> [What is being asked]
Retype the records below exactly as they appear.
───── Rows
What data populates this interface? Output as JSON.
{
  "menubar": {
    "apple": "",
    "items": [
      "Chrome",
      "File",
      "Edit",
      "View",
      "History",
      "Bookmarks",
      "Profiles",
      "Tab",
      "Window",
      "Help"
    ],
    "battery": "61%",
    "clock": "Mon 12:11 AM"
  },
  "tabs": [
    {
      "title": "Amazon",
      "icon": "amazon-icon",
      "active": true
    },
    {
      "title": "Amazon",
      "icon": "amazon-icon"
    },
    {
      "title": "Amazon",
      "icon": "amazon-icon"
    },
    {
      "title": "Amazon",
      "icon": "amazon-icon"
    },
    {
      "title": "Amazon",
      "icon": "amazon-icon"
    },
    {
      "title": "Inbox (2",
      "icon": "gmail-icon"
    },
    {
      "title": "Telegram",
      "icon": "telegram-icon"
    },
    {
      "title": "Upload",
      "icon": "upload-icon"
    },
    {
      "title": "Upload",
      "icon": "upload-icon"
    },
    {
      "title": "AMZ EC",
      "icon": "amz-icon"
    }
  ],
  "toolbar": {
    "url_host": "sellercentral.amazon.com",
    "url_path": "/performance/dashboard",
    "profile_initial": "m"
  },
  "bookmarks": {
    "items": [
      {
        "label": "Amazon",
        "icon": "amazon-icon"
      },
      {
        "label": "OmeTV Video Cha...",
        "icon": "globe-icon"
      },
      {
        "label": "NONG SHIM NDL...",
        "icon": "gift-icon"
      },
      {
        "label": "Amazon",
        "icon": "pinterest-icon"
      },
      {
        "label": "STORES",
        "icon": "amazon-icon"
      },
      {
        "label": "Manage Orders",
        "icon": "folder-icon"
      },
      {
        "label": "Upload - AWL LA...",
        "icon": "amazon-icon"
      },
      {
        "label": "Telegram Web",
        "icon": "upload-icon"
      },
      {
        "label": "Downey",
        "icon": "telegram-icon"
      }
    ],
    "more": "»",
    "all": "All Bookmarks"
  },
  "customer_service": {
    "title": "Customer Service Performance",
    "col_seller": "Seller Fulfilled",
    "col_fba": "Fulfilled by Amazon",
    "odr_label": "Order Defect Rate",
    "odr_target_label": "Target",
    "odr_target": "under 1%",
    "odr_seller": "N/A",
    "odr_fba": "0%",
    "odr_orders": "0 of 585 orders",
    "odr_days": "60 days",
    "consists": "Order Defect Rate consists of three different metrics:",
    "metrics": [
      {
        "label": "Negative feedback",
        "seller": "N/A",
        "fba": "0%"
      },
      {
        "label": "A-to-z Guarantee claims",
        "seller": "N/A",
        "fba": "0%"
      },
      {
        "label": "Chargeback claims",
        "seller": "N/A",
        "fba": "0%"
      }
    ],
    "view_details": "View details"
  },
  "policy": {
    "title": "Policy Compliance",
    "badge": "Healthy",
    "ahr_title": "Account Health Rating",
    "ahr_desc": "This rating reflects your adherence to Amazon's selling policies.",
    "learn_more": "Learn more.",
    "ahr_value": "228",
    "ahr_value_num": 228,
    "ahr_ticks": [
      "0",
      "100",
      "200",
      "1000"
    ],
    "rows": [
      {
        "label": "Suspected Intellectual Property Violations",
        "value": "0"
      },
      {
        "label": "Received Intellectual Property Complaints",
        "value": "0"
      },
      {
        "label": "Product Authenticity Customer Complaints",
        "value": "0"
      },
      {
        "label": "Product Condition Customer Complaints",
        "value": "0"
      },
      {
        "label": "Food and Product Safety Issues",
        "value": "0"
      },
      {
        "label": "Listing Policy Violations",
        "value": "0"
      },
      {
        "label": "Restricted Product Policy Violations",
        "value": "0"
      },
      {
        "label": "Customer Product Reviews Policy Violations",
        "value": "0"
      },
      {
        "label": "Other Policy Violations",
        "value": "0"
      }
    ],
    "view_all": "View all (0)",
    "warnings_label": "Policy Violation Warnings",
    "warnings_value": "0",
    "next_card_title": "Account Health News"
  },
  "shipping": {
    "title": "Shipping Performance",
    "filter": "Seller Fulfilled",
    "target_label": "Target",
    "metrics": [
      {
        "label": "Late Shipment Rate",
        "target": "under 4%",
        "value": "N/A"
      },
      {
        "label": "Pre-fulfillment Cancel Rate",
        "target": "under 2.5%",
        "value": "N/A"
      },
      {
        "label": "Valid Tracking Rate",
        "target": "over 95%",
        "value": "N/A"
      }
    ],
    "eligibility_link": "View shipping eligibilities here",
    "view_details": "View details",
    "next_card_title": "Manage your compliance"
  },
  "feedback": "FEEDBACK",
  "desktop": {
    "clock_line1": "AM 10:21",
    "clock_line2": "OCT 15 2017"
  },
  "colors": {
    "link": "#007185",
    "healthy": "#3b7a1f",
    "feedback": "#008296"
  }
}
──────────
> [Full answer]
What data populates this interface? Output as JSON.
{
  "menubar": {
    "apple": "",
    "items": [
      "Chrome",
      "File",
      "Edit",
      "View",
      "History",
      "Bookmarks",
      "Profiles",
      "Tab",
      "Window",
      "Help"
    ],
    "battery": "61%",
    "clock": "Mon 12:11 AM"
  },
  "tabs": [
    {
      "title": "Amazon",
      "icon": "amazon-icon",
      "active": true
    },
    {
      "title": "Amazon",
      "icon": "amazon-icon"
    },
    {
      "title": "Amazon",
      "icon": "amazon-icon"
    },
    {
      "title": "Amazon",
      "icon": "amazon-icon"
    },
    {
      "title": "Amazon",
      "icon": "amazon-icon"
    },
    {
      "title": "Inbox (2",
      "icon": "gmail-icon"
    },
    {
      "title": "Telegram",
      "icon": "telegram-icon"
    },
    {
      "title": "Upload",
      "icon": "upload-icon"
    },
    {
      "title": "Upload",
      "icon": "upload-icon"
    },
    {
      "title": "AMZ EC",
      "icon": "amz-icon"
    }
  ],
  "toolbar": {
    "url_host": "sellercentral.amazon.com",
    "url_path": "/performance/dashboard",
    "profile_initial": "m"
  },
  "bookmarks": {
    "items": [
      {
        "label": "Amazon",
        "icon": "amazon-icon"
      },
      {
        "label": "OmeTV Video Cha...",
        "icon": "globe-icon"
      },
      {
        "label": "NONG SHIM NDL...",
        "icon": "gift-icon"
      },
      {
        "label": "Amazon",
        "icon": "pinterest-icon"
      },
      {
        "label": "STORES",
        "icon": "amazon-icon"
      },
      {
        "label": "Manage Orders",
        "icon": "folder-icon"
      },
      {
        "label": "Upload - AWL LA...",
        "icon": "amazon-icon"
      },
      {
        "label": "Telegram Web",
        "icon": "upload-icon"
      },
      {
        "label": "Downey",
        "icon": "telegram-icon"
      }
    ],
    "more": "»",
    "all": "All Bookmarks"
  },
  "customer_service": {
    "title": "Customer Service Performance",
    "col_seller": "Seller Fulfilled",
    "col_fba": "Fulfilled by Amazon",
    "odr_label": "Order Defect Rate",
    "odr_target_label": "Target",
    "odr_target": "under 1%",
    "odr_seller": "N/A",
    "odr_fba": "0%",
    "odr_orders": "0 of 585 orders",
    "odr_days": "60 days",
    "consists": "Order Defect Rate consists of three different metrics:",
    "metrics": [
      {
        "label": "Negative feedback",
        "seller": "N/A",
        "fba": "0%"
      },
      {
        "label": "A-to-z Guarantee claims",
        "seller": "N/A",
        "fba": "0%"
      },
      {
        "label": "Chargeback claims",
        "seller": "N/A",
        "fba": "0%"
      }
    ],
    "view_details": "View details"
  },
  "policy": {
    "title": "Policy Compliance",
    "badge": "Healthy",
    "ahr_title": "Account Health Rating",
    "ahr_desc": "This rating reflects your adherence to Amazon's selling policies.",
    "learn_more": "Learn more.",
    "ahr_value": "228",
    "ahr_value_num": 228,
    "ahr_ticks": [
      "0",
      "100",
      "200",
      "1000"
    ],
    "rows": [
      {
        "label": "Suspected Intellectual Property Violations",
        "value": "0"
      },
      {
        "label": "Received Intellectual Property Complaints",
        "value": "0"
      },
      {
        "label": "Product Authenticity Customer Complaints",
        "value": "0"
      },
      {
        "label": "Product Condition Customer Complaints",
        "value": "0"
      },
      {
        "label": "Food and Product Safety Issues",
        "value": "0"
      },
      {
        "label": "Listing Policy Violations",
        "value": "0"
      },
      {
        "label": "Restricted Product Policy Violations",
        "value": "0"
      },
      {
        "label": "Customer Product Reviews Policy Violations",
        "value": "0"
      },
      {
        "label": "Other Policy Violations",
        "value": "0"
      }
    ],
    "view_all": "View all (0)",
    "warnings_label": "Policy Violation Warnings",
    "warnings_value": "0",
    "next_card_title": "Account Health News"
  },
  "shipping": {
    "title": "Shipping Performance",
    "filter": "Seller Fulfilled",
    "target_label": "Target",
    "metrics": [
      {
        "label": "Late Shipment Rate",
        "target": "under 4%",
        "value": "N/A"
      },
      {
        "label": "Pre-fulfillment Cancel Rate",
        "target": "under 2.5%",
        "value": "N/A"
      },
      {
        "label": "Valid Tracking Rate",
        "target": "over 95%",
        "value": "N/A"
      }
    ],
    "eligibility_link": "View shipping eligibilities here",
    "view_details": "View details",
    "next_card_title": "Manage your compliance"
  },
  "feedback": "FEEDBACK",
  "desktop": {
    "clock_line1": "AM 10:21",
    "clock_line2": "OCT 15 2017"
  },
  "colors": {
    "link": "#007185",
    "healthy": "#3b7a1f",
    "feedback": "#008296"
  }
}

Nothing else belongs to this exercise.